▶ **Written instruction**: Your task is to copy every line of the entries that contains "Федерации".

Saved entries:
....

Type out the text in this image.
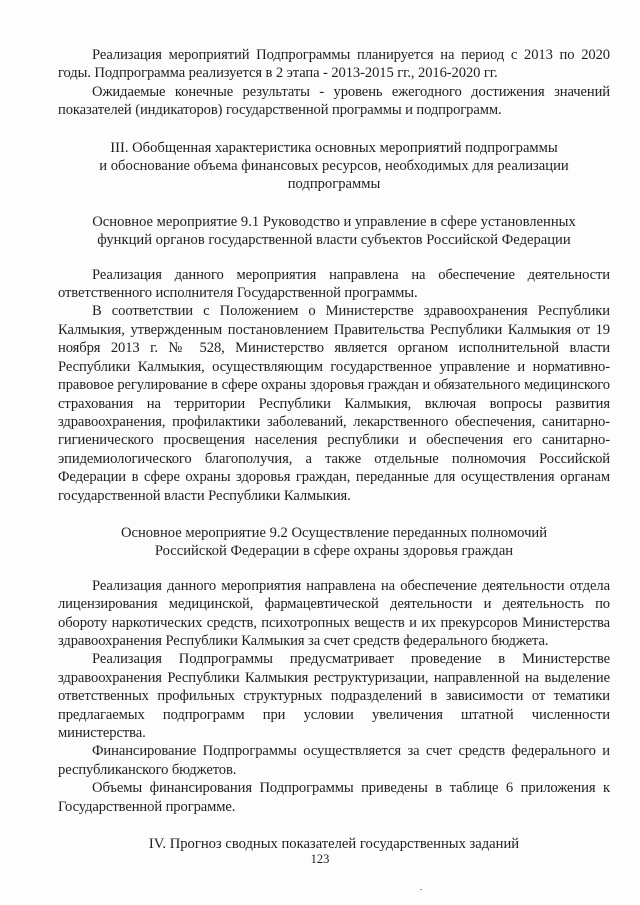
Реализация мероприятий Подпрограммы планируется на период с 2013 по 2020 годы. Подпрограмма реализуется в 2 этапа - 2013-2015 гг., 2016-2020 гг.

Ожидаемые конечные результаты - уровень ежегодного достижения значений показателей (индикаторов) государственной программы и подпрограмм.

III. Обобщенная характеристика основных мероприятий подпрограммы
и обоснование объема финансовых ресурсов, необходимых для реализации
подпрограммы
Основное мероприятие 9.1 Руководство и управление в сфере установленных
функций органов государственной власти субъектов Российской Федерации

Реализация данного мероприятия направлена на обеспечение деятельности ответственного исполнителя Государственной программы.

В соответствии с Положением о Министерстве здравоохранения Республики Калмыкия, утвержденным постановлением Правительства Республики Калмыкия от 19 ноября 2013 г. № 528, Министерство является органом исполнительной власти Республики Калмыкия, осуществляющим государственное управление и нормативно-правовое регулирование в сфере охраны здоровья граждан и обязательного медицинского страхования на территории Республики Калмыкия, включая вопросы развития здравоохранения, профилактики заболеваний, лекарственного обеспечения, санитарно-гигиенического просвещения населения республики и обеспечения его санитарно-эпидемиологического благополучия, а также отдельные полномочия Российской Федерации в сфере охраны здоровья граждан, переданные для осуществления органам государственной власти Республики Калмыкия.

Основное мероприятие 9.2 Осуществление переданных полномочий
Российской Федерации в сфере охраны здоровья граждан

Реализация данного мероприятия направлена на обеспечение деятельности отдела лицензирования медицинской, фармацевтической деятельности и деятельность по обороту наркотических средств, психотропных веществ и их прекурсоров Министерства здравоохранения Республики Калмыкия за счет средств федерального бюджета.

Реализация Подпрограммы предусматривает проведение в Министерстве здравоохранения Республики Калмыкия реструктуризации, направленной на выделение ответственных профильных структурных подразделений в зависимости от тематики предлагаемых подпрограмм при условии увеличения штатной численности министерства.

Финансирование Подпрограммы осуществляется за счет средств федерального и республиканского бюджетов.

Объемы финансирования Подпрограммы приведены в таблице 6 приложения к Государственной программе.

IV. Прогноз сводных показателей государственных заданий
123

....

▶ **Response for this exercise**:
функций органов государственной власти субъектов Российской Федерации
В соответствии с Положением о Министерстве здравоохранения Республики Калмыкия, утвержденным постановлением Правительства Республики Калмыкия от 19 ноября 2013 г. № 528, Министерство является органом исполнительной власти Республики Калмыкия, осуществляющим государственное управление и нормативно-правовое регулирование в сфере охраны здоровья граждан и обязательного медицинского страхования на территории Республики Калмыкия, включая вопросы развития здравоохранения, профилактики заболеваний, лекарственного обеспечения, санитарно-гигиенического просвещения населения республики и обеспечения его санитарно-эпидемиологического благополучия, а также отдельные полномочия Российской Федерации в сфере охраны здоровья граждан, переданные для осуществления органам государственной власти Республики Калмыкия.
Российской Федерации в сфере охраны здоровья граждан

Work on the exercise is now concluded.